Dataset rows:
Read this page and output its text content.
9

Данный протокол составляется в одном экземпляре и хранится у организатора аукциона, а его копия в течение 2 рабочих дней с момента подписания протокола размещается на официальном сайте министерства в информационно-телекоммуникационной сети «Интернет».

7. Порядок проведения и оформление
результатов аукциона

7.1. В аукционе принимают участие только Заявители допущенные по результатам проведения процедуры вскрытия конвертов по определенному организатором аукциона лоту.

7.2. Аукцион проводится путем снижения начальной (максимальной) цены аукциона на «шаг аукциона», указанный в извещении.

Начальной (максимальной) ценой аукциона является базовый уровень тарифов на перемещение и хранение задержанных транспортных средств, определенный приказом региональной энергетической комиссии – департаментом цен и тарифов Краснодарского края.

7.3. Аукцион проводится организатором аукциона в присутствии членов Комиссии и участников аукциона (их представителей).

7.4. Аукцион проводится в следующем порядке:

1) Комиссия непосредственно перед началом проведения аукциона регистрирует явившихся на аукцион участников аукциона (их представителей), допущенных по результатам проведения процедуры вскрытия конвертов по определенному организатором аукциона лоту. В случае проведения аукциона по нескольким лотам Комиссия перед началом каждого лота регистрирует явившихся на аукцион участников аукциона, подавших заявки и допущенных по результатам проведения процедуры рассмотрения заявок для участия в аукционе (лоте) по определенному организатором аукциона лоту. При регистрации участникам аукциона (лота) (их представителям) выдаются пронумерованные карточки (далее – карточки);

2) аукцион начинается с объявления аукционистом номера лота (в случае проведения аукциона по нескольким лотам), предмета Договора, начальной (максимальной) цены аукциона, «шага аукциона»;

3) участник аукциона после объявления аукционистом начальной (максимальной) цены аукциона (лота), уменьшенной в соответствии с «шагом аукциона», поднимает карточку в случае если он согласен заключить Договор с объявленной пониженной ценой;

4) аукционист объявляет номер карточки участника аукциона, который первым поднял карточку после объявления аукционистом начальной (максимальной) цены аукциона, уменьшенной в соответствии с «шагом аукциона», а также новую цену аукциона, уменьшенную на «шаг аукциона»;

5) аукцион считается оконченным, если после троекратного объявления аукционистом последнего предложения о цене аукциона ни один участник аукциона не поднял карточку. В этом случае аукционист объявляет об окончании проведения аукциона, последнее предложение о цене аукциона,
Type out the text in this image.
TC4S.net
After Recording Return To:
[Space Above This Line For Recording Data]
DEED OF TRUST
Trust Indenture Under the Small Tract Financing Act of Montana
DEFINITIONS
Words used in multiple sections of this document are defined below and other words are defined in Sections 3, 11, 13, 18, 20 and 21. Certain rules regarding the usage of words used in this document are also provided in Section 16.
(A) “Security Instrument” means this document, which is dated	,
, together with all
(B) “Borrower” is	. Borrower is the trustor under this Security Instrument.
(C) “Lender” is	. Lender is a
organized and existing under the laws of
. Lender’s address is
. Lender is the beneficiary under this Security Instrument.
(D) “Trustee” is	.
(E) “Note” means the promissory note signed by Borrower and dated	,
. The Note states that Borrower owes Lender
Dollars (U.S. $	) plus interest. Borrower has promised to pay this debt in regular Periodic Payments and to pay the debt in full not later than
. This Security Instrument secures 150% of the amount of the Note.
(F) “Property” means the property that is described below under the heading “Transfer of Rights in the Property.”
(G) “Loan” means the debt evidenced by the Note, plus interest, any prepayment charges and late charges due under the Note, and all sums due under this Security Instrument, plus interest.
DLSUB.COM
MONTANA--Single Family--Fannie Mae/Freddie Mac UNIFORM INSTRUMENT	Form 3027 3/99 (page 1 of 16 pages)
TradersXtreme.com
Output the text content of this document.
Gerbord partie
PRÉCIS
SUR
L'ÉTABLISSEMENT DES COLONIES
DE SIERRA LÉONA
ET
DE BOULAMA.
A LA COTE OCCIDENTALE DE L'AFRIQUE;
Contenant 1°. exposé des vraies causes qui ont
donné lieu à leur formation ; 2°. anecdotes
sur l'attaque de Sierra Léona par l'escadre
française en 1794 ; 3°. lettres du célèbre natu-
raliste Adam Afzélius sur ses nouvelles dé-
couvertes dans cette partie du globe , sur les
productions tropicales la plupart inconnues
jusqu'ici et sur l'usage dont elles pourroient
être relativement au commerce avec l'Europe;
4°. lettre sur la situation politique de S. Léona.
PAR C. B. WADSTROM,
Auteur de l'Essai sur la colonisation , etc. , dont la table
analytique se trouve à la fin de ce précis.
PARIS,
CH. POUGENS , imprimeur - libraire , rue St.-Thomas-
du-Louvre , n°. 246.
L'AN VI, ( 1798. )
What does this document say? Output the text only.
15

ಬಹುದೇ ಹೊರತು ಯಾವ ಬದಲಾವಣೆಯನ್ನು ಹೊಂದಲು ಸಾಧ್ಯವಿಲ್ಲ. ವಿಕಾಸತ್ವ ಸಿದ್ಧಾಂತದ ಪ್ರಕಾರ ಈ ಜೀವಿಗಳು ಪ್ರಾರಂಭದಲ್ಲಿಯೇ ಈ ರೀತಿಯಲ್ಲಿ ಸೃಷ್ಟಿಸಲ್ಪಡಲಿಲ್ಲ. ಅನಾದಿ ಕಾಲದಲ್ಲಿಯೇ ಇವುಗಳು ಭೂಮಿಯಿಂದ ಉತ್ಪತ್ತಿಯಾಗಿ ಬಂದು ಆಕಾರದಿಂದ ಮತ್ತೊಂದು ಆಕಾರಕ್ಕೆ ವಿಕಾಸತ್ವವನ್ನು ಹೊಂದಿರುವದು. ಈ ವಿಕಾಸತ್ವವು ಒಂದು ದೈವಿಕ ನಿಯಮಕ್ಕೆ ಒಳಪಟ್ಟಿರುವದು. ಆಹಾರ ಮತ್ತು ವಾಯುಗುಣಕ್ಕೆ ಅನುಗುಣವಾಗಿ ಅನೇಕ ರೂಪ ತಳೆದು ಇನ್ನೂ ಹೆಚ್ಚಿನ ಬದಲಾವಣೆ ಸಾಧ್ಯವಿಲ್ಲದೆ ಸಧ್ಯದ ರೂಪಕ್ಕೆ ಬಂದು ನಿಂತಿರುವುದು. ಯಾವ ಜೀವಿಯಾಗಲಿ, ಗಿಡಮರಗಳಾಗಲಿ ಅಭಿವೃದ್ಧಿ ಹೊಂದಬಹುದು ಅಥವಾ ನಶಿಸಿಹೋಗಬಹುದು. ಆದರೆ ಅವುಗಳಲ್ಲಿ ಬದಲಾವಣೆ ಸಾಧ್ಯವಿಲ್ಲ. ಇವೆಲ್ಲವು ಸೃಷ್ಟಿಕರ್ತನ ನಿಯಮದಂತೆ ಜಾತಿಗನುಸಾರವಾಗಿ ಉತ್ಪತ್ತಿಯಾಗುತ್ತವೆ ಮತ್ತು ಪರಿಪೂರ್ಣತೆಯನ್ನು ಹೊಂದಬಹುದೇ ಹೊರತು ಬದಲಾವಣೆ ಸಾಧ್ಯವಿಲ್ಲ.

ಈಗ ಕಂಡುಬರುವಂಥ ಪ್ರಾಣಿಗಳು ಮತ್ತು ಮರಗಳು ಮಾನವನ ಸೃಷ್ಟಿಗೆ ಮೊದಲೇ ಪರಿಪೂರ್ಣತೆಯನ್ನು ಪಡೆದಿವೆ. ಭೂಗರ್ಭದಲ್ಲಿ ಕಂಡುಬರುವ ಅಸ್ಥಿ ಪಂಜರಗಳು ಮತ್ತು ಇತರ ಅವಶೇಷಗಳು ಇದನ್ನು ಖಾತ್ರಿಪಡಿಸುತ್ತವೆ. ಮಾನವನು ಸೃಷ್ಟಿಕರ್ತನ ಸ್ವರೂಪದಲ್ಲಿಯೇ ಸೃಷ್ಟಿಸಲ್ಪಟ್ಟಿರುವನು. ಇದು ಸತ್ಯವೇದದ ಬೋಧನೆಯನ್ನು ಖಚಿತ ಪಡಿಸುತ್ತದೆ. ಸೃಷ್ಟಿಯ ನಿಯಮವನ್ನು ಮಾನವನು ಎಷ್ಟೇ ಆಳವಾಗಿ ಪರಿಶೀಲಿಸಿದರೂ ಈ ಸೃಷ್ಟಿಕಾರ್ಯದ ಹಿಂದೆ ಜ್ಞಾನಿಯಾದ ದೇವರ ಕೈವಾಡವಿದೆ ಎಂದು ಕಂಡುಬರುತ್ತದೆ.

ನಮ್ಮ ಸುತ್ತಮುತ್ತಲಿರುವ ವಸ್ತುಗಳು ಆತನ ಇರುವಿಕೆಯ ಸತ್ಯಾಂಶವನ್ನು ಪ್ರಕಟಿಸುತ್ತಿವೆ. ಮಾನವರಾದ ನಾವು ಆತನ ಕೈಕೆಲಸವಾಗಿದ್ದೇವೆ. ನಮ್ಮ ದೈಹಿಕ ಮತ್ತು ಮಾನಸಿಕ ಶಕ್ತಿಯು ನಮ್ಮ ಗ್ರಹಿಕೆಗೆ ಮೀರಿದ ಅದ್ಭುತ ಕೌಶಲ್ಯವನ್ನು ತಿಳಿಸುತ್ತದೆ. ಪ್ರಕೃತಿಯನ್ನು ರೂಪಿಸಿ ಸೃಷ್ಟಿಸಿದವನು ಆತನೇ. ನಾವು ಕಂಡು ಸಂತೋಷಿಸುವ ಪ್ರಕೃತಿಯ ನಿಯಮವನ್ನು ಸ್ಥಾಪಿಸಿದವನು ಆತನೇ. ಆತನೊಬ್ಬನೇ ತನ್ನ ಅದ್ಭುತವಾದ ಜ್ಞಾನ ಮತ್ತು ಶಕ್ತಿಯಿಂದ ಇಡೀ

PROBLEM REQUIREMENTS:
Return the lines above, from the one containing "What does this" to the end, exactly as they stand.

ANSWER TO THE PROBLEM:
What does this document say? Output the text only.
15

ಬಹುದೇ ಹೊರತು ಯಾವ ಬದಲಾವಣೆಯನ್ನು ಹೊಂದಲು ಸಾಧ್ಯವಿಲ್ಲ. ವಿಕಾಸತ್ವ ಸಿದ್ಧಾಂತದ ಪ್ರಕಾರ ಈ ಜೀವಿಗಳು ಪ್ರಾರಂಭದಲ್ಲಿಯೇ ಈ ರೀತಿಯಲ್ಲಿ ಸೃಷ್ಟಿಸಲ್ಪಡಲಿಲ್ಲ. ಅನಾದಿ ಕಾಲದಲ್ಲಿಯೇ ಇವುಗಳು ಭೂಮಿಯಿಂದ ಉತ್ಪತ್ತಿಯಾಗಿ ಬಂದು ಆಕಾರದಿಂದ ಮತ್ತೊಂದು ಆಕಾರಕ್ಕೆ ವಿಕಾಸತ್ವವನ್ನು ಹೊಂದಿರುವದು. ಈ ವಿಕಾಸತ್ವವು ಒಂದು ದೈವಿಕ ನಿಯಮಕ್ಕೆ ಒಳಪಟ್ಟಿರುವದು. ಆಹಾರ ಮತ್ತು ವಾಯುಗುಣಕ್ಕೆ ಅನುಗುಣವಾಗಿ ಅನೇಕ ರೂಪ ತಳೆದು ಇನ್ನೂ ಹೆಚ್ಚಿನ ಬದಲಾವಣೆ ಸಾಧ್ಯವಿಲ್ಲದೆ ಸಧ್ಯದ ರೂಪಕ್ಕೆ ಬಂದು ನಿಂತಿರುವುದು. ಯಾವ ಜೀವಿಯಾಗಲಿ, ಗಿಡಮರಗಳಾಗಲಿ ಅಭಿವೃದ್ಧಿ ಹೊಂದಬಹುದು ಅಥವಾ ನಶಿಸಿಹೋಗಬಹುದು. ಆದರೆ ಅವುಗಳಲ್ಲಿ ಬದಲಾವಣೆ ಸಾಧ್ಯವಿಲ್ಲ. ಇವೆಲ್ಲವು ಸೃಷ್ಟಿಕರ್ತನ ನಿಯಮದಂತೆ ಜಾತಿಗನುಸಾರವಾಗಿ ಉತ್ಪತ್ತಿಯಾಗುತ್ತವೆ ಮತ್ತು ಪರಿಪೂರ್ಣತೆಯನ್ನು ಹೊಂದಬಹುದೇ ಹೊರತು ಬದಲಾವಣೆ ಸಾಧ್ಯವಿಲ್ಲ.

ಈಗ ಕಂಡುಬರುವಂಥ ಪ್ರಾಣಿಗಳು ಮತ್ತು ಮರಗಳು ಮಾನವನ ಸೃಷ್ಟಿಗೆ ಮೊದಲೇ ಪರಿಪೂರ್ಣತೆಯನ್ನು ಪಡೆದಿವೆ. ಭೂಗರ್ಭದಲ್ಲಿ ಕಂಡುಬರುವ ಅಸ್ಥಿ ಪಂಜರಗಳು ಮತ್ತು ಇತರ ಅವಶೇಷಗಳು ಇದನ್ನು ಖಾತ್ರಿಪಡಿಸುತ್ತವೆ. ಮಾನವನು ಸೃಷ್ಟಿಕರ್ತನ ಸ್ವರೂಪದಲ್ಲಿಯೇ ಸೃಷ್ಟಿಸಲ್ಪಟ್ಟಿರುವನು. ಇದು ಸತ್ಯವೇದದ ಬೋಧನೆಯನ್ನು ಖಚಿತ ಪಡಿಸುತ್ತದೆ. ಸೃಷ್ಟಿಯ ನಿಯಮವನ್ನು ಮಾನವನು ಎಷ್ಟೇ ಆಳವಾಗಿ ಪರಿಶೀಲಿಸಿದರೂ ಈ ಸೃಷ್ಟಿಕಾರ್ಯದ ಹಿಂದೆ ಜ್ಞಾನಿಯಾದ ದೇವರ ಕೈವಾಡವಿದೆ ಎಂದು ಕಂಡುಬರುತ್ತದೆ.

ನಮ್ಮ ಸುತ್ತಮುತ್ತಲಿರುವ ವಸ್ತುಗಳು ಆತನ ಇರುವಿಕೆಯ ಸತ್ಯಾಂಶವನ್ನು ಪ್ರಕಟಿಸುತ್ತಿವೆ. ಮಾನವರಾದ ನಾವು ಆತನ ಕೈಕೆಲಸವಾಗಿದ್ದೇವೆ. ನಮ್ಮ ದೈಹಿಕ ಮತ್ತು ಮಾನಸಿಕ ಶಕ್ತಿಯು ನಮ್ಮ ಗ್ರಹಿಕೆಗೆ ಮೀರಿದ ಅದ್ಭುತ ಕೌಶಲ್ಯವನ್ನು ತಿಳಿಸುತ್ತದೆ. ಪ್ರಕೃತಿಯನ್ನು ರೂಪಿಸಿ ಸೃಷ್ಟಿಸಿದವನು ಆತನೇ. ನಾವು ಕಂಡು ಸಂತೋಷಿಸುವ ಪ್ರಕೃತಿಯ ನಿಯಮವನ್ನು ಸ್ಥಾಪಿಸಿದವನು ಆತನೇ. ಆತನೊಬ್ಬನೇ ತನ್ನ ಅದ್ಭುತವಾದ ಜ್ಞಾನ ಮತ್ತು ಶಕ್ತಿಯಿಂದ ಇಡೀ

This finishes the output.